— start —

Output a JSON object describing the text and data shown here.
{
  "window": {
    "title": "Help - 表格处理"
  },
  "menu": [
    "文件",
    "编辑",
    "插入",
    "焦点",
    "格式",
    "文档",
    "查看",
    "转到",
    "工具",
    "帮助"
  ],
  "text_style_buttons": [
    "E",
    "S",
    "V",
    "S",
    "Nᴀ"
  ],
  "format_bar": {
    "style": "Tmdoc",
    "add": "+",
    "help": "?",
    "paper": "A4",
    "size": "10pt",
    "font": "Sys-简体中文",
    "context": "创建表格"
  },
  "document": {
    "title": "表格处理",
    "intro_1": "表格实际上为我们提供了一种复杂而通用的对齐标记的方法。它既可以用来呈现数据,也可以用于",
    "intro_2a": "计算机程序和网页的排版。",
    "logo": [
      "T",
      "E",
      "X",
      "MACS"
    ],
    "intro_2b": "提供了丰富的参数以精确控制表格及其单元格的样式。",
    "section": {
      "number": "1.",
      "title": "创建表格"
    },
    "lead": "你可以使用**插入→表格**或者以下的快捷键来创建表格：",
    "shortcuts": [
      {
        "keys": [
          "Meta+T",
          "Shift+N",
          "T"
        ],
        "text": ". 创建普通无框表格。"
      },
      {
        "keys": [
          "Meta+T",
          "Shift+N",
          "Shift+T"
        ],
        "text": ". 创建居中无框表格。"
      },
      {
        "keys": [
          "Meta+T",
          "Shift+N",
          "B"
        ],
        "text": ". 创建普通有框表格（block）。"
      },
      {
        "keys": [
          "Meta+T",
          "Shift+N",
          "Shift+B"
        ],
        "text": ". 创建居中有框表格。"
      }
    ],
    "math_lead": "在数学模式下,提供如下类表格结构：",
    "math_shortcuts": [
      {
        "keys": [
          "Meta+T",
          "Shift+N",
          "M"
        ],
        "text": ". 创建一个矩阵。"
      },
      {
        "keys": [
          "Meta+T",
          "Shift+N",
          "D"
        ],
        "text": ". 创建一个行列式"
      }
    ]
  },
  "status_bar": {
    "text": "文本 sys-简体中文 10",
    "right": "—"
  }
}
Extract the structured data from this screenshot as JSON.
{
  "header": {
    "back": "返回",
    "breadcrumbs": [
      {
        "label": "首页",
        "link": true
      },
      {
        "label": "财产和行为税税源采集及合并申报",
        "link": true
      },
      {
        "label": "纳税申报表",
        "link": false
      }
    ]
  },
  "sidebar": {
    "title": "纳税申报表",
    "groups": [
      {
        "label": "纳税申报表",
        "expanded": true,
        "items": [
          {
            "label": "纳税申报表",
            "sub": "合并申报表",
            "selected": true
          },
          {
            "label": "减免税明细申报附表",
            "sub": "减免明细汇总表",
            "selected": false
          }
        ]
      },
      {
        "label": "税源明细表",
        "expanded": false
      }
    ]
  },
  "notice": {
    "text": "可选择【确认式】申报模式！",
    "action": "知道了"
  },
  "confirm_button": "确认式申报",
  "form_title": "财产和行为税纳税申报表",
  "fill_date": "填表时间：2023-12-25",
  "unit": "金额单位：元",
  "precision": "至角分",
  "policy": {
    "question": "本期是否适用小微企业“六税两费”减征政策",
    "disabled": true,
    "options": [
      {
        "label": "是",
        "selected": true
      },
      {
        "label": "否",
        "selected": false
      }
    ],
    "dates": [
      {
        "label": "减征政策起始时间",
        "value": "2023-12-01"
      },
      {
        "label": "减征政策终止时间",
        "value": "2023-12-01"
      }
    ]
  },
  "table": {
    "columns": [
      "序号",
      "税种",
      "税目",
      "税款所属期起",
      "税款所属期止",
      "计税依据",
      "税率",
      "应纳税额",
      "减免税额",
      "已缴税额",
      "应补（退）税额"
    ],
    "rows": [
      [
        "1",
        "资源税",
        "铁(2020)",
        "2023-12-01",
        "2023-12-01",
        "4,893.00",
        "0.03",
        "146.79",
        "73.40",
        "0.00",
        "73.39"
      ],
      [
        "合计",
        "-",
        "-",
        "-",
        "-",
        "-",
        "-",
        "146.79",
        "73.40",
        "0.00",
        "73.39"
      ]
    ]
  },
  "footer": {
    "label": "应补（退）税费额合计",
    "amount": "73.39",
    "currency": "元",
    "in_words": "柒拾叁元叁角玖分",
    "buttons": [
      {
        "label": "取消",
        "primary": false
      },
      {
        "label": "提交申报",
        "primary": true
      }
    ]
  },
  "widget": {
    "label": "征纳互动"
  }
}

— end —

> _Aim of the task_
Repeat the entries shown above, every one, word for word.

> _Output_
Output a JSON object describing the text and data shown here.
{
  "window": {
    "title": "Help - 表格处理"
  },
  "menu": [
    "文件",
    "编辑",
    "插入",
    "焦点",
    "格式",
    "文档",
    "查看",
    "转到",
    "工具",
    "帮助"
  ],
  "text_style_buttons": [
    "E",
    "S",
    "V",
    "S",
    "Nᴀ"
  ],
  "format_bar": {
    "style": "Tmdoc",
    "add": "+",
    "help": "?",
    "paper": "A4",
    "size": "10pt",
    "font": "Sys-简体中文",
    "context": "创建表格"
  },
  "document": {
    "title": "表格处理",
    "intro_1": "表格实际上为我们提供了一种复杂而通用的对齐标记的方法。它既可以用来呈现数据,也可以用于",
    "intro_2a": "计算机程序和网页的排版。",
    "logo": [
      "T",
      "E",
      "X",
      "MACS"
    ],
    "intro_2b": "提供了丰富的参数以精确控制表格及其单元格的样式。",
    "section": {
      "number": "1.",
      "title": "创建表格"
    },
    "lead": "你可以使用**插入→表格**或者以下的快捷键来创建表格：",
    "shortcuts": [
      {
        "keys": [
          "Meta+T",
          "Shift+N",
          "T"
        ],
        "text": ". 创建普通无框表格。"
      },
      {
        "keys": [
          "Meta+T",
          "Shift+N",
          "Shift+T"
        ],
        "text": ". 创建居中无框表格。"
      },
      {
        "keys": [
          "Meta+T",
          "Shift+N",
          "B"
        ],
        "text": ". 创建普通有框表格（block）。"
      },
      {
        "keys": [
          "Meta+T",
          "Shift+N",
          "Shift+B"
        ],
        "text": ". 创建居中有框表格。"
      }
    ],
    "math_lead": "在数学模式下,提供如下类表格结构：",
    "math_shortcuts": [
      {
        "keys": [
          "Meta+T",
          "Shift+N",
          "M"
        ],
        "text": ". 创建一个矩阵。"
      },
      {
        "keys": [
          "Meta+T",
          "Shift+N",
          "D"
        ],
        "text": ". 创建一个行列式"
      }
    ]
  },
  "status_bar": {
    "text": "文本 sys-简体中文 10",
    "right": "—"
  }
}
Extract the structured data from this screenshot as JSON.
{
  "header": {
    "back": "返回",
    "breadcrumbs": [
      {
        "label": "首页",
        "link": true
      },
      {
        "label": "财产和行为税税源采集及合并申报",
        "link": true
      },
      {
        "label": "纳税申报表",
        "link": false
      }
    ]
  },
  "sidebar": {
    "title": "纳税申报表",
    "groups": [
      {
        "label": "纳税申报表",
        "expanded": true,
        "items": [
          {
            "label": "纳税申报表",
            "sub": "合并申报表",
            "selected": true
          },
          {
            "label": "减免税明细申报附表",
            "sub": "减免明细汇总表",
            "selected": false
          }
        ]
      },
      {
        "label": "税源明细表",
        "expanded": false
      }
    ]
  },
  "notice": {
    "text": "可选择【确认式】申报模式！",
    "action": "知道了"
  },
  "confirm_button": "确认式申报",
  "form_title": "财产和行为税纳税申报表",
  "fill_date": "填表时间：2023-12-25",
  "unit": "金额单位：元",
  "precision": "至角分",
  "policy": {
    "question": "本期是否适用小微企业“六税两费”减征政策",
    "disabled": true,
    "options": [
      {
        "label": "是",
        "selected": true
      },
      {
        "label": "否",
        "selected": false
      }
    ],
    "dates": [
      {
        "label": "减征政策起始时间",
        "value": "2023-12-01"
      },
      {
        "label": "减征政策终止时间",
        "value": "2023-12-01"
      }
    ]
  },
  "table": {
    "columns": [
      "序号",
      "税种",
      "税目",
      "税款所属期起",
      "税款所属期止",
      "计税依据",
      "税率",
      "应纳税额",
      "减免税额",
      "已缴税额",
      "应补（退）税额"
    ],
    "rows": [
      [
        "1",
        "资源税",
        "铁(2020)",
        "2023-12-01",
        "2023-12-01",
        "4,893.00",
        "0.03",
        "146.79",
        "73.40",
        "0.00",
        "73.39"
      ],
      [
        "合计",
        "-",
        "-",
        "-",
        "-",
        "-",
        "-",
        "146.79",
        "73.40",
        "0.00",
        "73.39"
      ]
    ]
  },
  "footer": {
    "label": "应补（退）税费额合计",
    "amount": "73.39",
    "currency": "元",
    "in_words": "柒拾叁元叁角玖分",
    "buttons": [
      {
        "label": "取消",
        "primary": false
      },
      {
        "label": "提交申报",
        "primary": true
      }
    ]
  },
  "widget": {
    "label": "征纳互动"
  }
}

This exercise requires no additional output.